# START OF RECORD LIST

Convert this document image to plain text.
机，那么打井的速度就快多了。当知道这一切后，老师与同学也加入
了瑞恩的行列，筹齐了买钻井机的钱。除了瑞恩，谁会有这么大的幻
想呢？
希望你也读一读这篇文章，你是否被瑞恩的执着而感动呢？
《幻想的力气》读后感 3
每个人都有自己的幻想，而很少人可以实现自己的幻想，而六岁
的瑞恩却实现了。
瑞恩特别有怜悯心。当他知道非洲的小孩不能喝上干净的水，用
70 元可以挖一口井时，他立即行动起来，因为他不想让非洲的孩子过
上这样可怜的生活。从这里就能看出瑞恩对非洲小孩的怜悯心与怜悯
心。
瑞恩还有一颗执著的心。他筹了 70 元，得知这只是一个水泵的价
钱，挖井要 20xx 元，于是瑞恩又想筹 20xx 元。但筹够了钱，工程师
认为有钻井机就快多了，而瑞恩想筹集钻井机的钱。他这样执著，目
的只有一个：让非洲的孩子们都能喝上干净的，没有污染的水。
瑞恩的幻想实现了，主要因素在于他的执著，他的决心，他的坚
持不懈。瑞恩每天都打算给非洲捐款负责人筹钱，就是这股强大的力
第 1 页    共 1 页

# END OF RECORD LIST

**YOUR INSTRUCTIONS**
Each line of the material should be duplicated exactly, please.

**ANSWER IN FULL**
Convert this document image to plain text.
机，那么打井的速度就快多了。当知道这一切后，老师与同学也加入
了瑞恩的行列，筹齐了买钻井机的钱。除了瑞恩，谁会有这么大的幻
想呢？
希望你也读一读这篇文章，你是否被瑞恩的执着而感动呢？
《幻想的力气》读后感 3
每个人都有自己的幻想，而很少人可以实现自己的幻想，而六岁
的瑞恩却实现了。
瑞恩特别有怜悯心。当他知道非洲的小孩不能喝上干净的水，用
70 元可以挖一口井时，他立即行动起来，因为他不想让非洲的孩子过
上这样可怜的生活。从这里就能看出瑞恩对非洲小孩的怜悯心与怜悯
心。
瑞恩还有一颗执著的心。他筹了 70 元，得知这只是一个水泵的价
钱，挖井要 20xx 元，于是瑞恩又想筹 20xx 元。但筹够了钱，工程师
认为有钻井机就快多了，而瑞恩想筹集钻井机的钱。他这样执著，目
的只有一个：让非洲的孩子们都能喝上干净的，没有污染的水。
瑞恩的幻想实现了，主要因素在于他的执著，他的决心，他的坚
持不懈。瑞恩每天都打算给非洲捐款负责人筹钱，就是这股强大的力
第 1 页    共 1 页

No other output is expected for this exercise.